Entries from a dataset

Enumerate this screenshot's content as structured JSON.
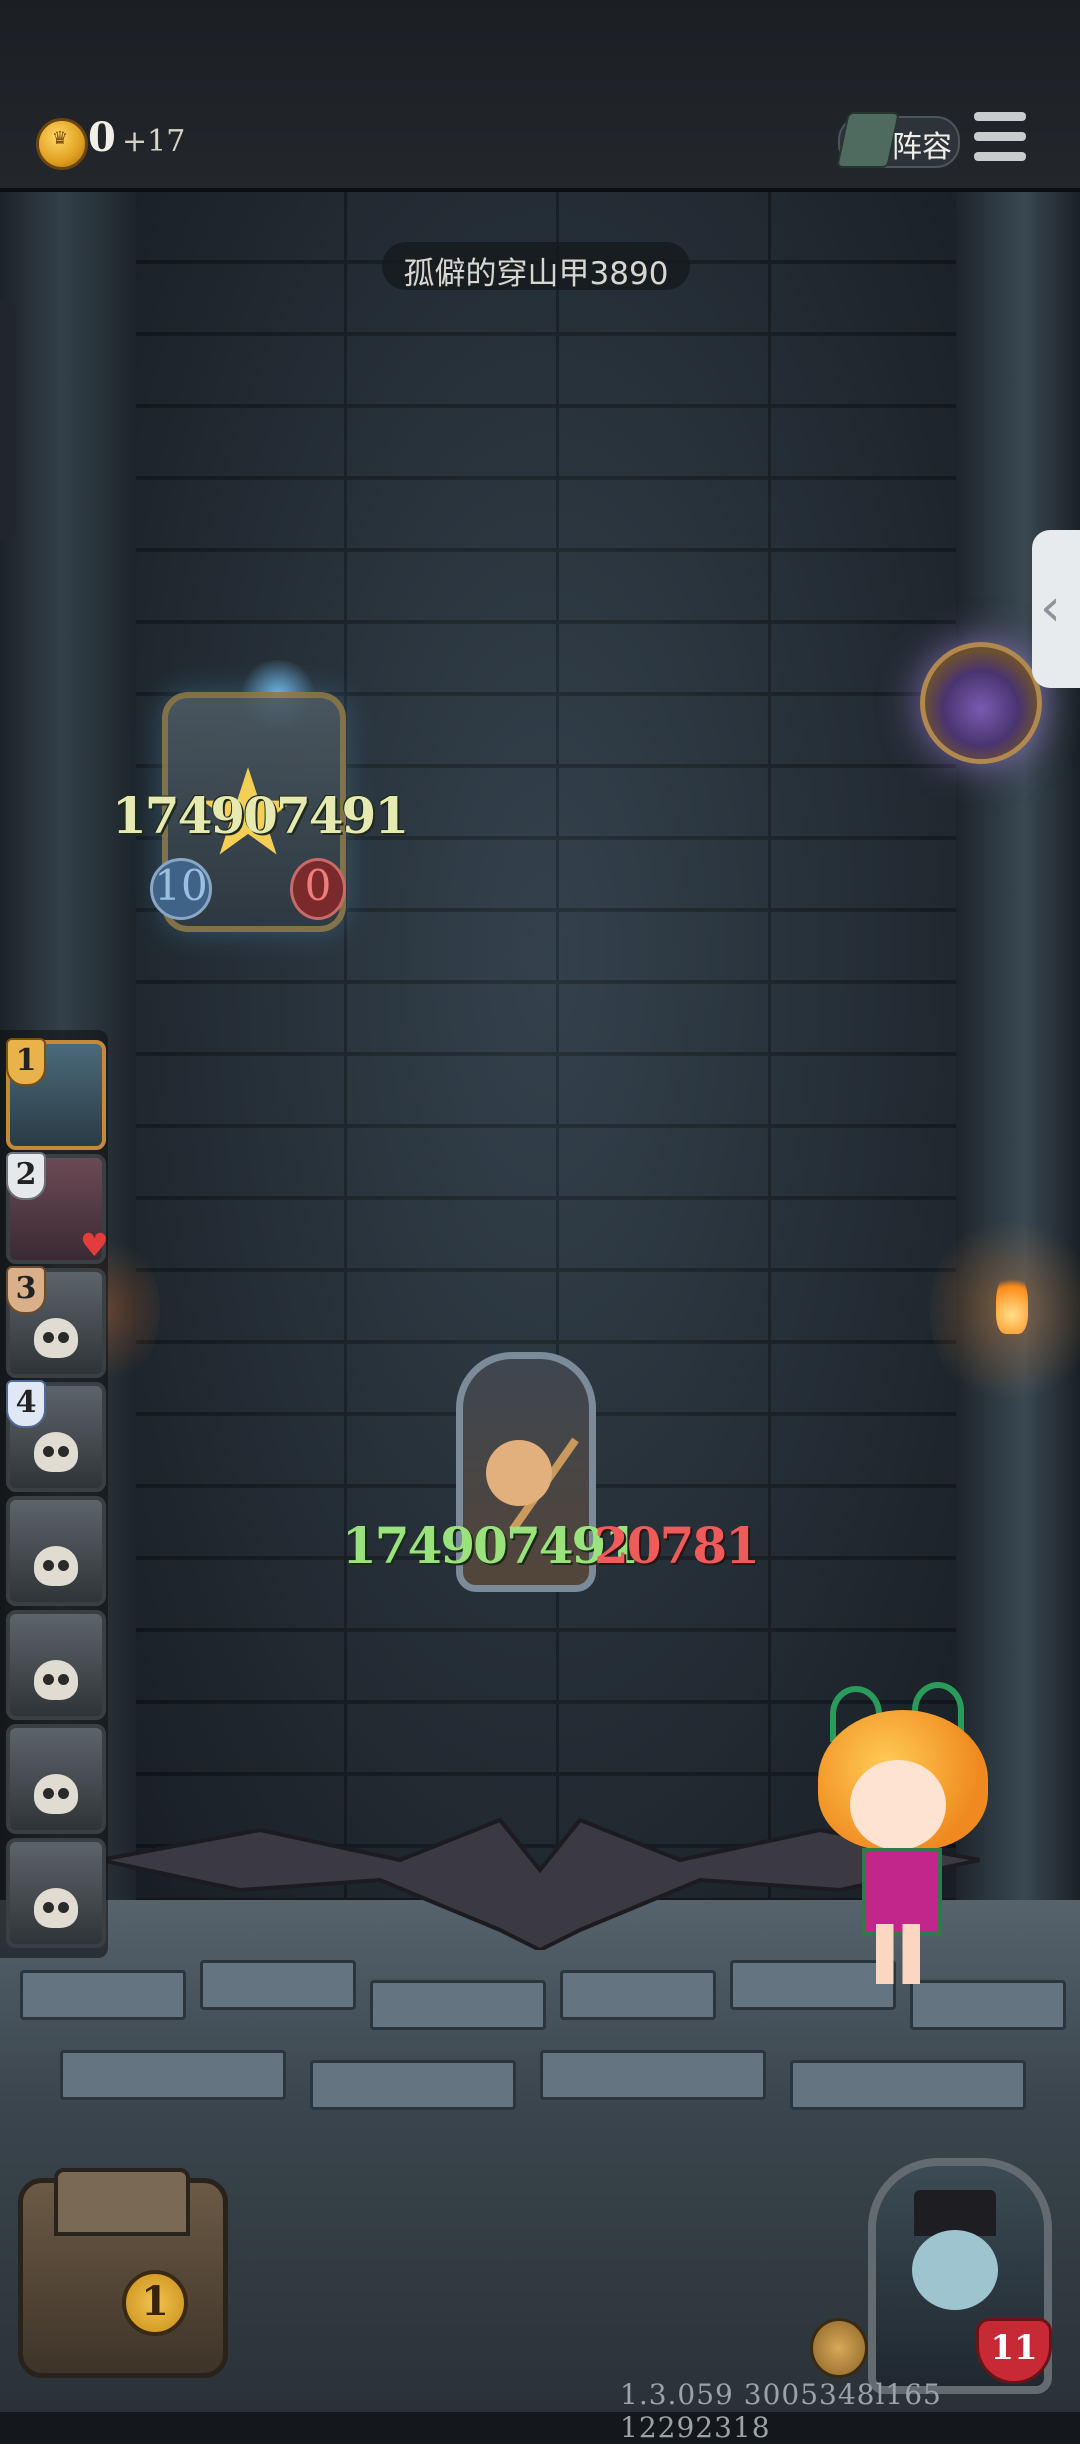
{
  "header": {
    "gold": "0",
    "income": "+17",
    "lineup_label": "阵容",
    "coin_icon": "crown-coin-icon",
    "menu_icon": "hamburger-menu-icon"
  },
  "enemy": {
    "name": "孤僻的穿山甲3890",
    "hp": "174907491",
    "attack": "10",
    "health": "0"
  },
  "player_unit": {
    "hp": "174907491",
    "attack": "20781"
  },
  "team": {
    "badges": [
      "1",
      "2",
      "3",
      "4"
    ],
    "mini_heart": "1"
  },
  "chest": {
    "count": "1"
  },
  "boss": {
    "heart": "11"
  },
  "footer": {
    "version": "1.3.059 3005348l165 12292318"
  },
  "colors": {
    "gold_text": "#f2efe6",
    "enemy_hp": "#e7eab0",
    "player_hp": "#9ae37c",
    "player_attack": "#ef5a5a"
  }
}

• [TASK DETAILS] What you return should match the records above word for word, minus the pictures.

• [ANSWER TO THE PROBLEM]
Enumerate this screenshot's content as structured JSON.
{
  "header": {
    "gold": "0",
    "income": "+17",
    "lineup_label": "阵容",
    "coin_icon": "crown-coin-icon",
    "menu_icon": "hamburger-menu-icon"
  },
  "enemy": {
    "name": "孤僻的穿山甲3890",
    "hp": "174907491",
    "attack": "10",
    "health": "0"
  },
  "player_unit": {
    "hp": "174907491",
    "attack": "20781"
  },
  "team": {
    "badges": [
      "1",
      "2",
      "3",
      "4"
    ],
    "mini_heart": "1"
  },
  "chest": {
    "count": "1"
  },
  "boss": {
    "heart": "11"
  },
  "footer": {
    "version": "1.3.059 3005348l165 12292318"
  },
  "colors": {
    "gold_text": "#f2efe6",
    "enemy_hp": "#e7eab0",
    "player_hp": "#9ae37c",
    "player_attack": "#ef5a5a"
  }
}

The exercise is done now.